* Start Records provided *

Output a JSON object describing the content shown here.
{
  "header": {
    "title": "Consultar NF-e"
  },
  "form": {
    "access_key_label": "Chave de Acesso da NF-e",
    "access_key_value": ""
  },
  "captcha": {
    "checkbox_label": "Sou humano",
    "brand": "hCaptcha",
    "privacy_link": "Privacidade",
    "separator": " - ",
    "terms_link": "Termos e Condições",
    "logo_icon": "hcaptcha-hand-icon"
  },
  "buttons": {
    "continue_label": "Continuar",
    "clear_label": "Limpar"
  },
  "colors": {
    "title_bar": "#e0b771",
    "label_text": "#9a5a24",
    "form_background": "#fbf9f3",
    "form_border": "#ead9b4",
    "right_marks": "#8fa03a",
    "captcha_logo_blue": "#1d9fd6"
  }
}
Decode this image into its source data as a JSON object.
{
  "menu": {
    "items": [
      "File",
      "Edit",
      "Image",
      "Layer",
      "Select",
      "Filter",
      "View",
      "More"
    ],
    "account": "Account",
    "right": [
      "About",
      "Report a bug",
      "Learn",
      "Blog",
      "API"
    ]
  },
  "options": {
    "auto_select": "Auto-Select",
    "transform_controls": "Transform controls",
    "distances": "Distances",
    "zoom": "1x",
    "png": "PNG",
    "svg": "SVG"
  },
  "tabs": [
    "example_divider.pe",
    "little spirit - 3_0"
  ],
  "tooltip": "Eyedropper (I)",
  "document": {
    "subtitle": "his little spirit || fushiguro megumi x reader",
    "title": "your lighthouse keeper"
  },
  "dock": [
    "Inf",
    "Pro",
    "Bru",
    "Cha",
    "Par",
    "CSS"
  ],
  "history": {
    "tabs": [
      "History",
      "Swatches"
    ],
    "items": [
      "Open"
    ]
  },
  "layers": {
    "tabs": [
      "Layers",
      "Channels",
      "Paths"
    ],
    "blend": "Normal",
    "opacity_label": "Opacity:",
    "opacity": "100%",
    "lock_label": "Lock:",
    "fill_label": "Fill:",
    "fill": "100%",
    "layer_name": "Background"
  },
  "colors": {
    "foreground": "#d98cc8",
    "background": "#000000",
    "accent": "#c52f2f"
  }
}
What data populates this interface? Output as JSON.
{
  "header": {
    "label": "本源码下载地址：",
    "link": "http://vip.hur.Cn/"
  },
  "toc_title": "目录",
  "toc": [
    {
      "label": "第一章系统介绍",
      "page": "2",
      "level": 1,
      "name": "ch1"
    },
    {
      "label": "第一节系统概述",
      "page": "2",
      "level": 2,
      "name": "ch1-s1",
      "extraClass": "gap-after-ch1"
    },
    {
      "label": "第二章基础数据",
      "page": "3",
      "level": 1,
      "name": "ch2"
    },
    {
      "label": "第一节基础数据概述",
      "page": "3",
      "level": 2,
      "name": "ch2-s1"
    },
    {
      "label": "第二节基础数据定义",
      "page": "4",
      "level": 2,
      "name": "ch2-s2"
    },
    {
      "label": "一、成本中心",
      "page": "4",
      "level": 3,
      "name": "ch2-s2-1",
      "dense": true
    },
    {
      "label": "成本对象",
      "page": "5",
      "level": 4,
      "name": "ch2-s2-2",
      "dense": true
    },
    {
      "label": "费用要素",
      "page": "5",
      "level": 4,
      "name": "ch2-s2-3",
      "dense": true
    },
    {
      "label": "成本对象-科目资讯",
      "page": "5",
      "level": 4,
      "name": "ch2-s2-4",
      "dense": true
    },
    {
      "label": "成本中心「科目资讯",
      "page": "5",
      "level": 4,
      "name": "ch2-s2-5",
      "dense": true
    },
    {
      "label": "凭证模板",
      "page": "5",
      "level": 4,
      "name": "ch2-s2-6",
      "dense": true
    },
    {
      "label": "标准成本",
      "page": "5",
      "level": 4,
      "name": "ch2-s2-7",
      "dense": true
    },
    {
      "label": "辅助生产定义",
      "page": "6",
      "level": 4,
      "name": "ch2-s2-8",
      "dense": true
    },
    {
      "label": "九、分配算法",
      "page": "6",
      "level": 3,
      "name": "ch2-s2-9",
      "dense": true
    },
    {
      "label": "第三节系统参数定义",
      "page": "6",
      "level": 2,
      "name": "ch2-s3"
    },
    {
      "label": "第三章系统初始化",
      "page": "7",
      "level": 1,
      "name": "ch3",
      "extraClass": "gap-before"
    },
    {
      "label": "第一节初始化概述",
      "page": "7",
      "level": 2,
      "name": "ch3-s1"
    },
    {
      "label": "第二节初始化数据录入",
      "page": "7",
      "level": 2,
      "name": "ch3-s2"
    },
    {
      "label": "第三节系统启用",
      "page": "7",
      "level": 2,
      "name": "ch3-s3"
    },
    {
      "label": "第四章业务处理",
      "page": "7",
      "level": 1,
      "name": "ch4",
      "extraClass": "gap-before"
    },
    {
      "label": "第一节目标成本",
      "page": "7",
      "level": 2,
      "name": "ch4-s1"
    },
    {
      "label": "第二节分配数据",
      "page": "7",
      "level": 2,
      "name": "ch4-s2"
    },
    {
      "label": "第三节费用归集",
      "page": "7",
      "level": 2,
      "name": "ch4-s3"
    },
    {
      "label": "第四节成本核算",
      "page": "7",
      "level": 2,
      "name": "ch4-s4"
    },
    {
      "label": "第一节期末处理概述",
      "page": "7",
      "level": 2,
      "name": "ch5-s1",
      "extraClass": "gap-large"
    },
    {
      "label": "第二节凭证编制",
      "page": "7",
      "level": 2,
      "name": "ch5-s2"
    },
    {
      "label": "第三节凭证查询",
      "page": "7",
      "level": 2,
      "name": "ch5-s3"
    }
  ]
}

* End Records provided *

### Written problem
Identify each line in the records above that contains the word "this", and copy it out in full.

### The solution
Decode this image into its source data as a JSON object.
What data populates this interface? Output as JSON.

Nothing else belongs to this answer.